Raw records:
******************************
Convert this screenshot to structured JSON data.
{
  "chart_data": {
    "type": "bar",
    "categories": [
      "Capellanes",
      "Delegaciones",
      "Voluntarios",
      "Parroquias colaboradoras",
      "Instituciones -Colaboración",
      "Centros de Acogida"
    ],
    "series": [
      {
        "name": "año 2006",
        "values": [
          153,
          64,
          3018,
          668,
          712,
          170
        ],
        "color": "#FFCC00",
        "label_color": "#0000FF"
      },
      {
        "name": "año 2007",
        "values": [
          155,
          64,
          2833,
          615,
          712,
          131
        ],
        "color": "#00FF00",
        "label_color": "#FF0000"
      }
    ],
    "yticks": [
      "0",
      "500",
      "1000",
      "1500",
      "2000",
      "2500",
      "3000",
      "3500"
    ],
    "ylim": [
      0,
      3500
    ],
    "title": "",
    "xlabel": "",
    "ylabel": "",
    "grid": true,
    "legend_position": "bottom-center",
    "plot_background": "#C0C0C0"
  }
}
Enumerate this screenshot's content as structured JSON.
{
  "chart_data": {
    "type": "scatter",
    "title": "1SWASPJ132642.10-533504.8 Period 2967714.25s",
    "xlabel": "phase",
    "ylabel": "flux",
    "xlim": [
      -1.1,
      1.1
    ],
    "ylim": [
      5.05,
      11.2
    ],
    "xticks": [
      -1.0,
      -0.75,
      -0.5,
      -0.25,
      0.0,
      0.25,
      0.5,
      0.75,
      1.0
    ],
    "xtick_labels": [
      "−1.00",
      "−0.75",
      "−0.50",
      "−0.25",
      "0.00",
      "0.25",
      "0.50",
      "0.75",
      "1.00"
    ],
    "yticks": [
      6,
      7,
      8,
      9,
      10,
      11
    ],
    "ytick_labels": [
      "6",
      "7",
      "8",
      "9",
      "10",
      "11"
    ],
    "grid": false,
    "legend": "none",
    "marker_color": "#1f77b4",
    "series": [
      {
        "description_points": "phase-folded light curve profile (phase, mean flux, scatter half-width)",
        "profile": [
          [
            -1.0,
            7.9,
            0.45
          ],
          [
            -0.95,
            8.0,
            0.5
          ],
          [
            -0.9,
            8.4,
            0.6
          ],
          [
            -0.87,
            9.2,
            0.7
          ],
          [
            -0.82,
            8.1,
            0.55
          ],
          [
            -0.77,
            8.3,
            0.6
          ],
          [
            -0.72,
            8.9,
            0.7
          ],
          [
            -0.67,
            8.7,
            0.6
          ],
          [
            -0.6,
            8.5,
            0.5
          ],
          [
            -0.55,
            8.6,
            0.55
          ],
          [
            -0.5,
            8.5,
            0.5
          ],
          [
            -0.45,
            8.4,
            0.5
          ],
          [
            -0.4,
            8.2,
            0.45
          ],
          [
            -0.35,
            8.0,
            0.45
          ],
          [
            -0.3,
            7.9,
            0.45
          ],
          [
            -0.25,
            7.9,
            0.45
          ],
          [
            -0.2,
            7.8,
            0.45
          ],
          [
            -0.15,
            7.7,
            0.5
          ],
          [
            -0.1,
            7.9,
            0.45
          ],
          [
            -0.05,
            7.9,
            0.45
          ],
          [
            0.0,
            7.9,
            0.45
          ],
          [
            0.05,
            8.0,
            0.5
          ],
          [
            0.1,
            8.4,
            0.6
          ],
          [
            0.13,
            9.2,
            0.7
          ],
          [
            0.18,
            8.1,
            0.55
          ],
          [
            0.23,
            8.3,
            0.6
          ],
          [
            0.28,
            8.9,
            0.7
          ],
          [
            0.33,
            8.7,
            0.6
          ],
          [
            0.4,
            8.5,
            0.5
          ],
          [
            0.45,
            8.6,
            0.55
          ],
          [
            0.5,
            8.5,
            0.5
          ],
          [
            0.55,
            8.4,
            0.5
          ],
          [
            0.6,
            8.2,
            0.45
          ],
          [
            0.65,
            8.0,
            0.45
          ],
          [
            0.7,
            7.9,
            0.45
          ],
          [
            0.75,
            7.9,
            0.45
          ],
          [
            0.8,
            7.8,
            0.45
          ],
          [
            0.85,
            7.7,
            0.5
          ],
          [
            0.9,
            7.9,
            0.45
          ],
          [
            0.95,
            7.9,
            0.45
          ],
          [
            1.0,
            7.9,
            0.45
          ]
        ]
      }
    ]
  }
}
******************************
• **PROBLEM DETAILS**: Lines containing the string "title" are to be selected and copied.

• **EXPECTED ANSWER**:
    "title": "",
    "title": "1SWASPJ132642.10-533504.8 Period 2967714.25s",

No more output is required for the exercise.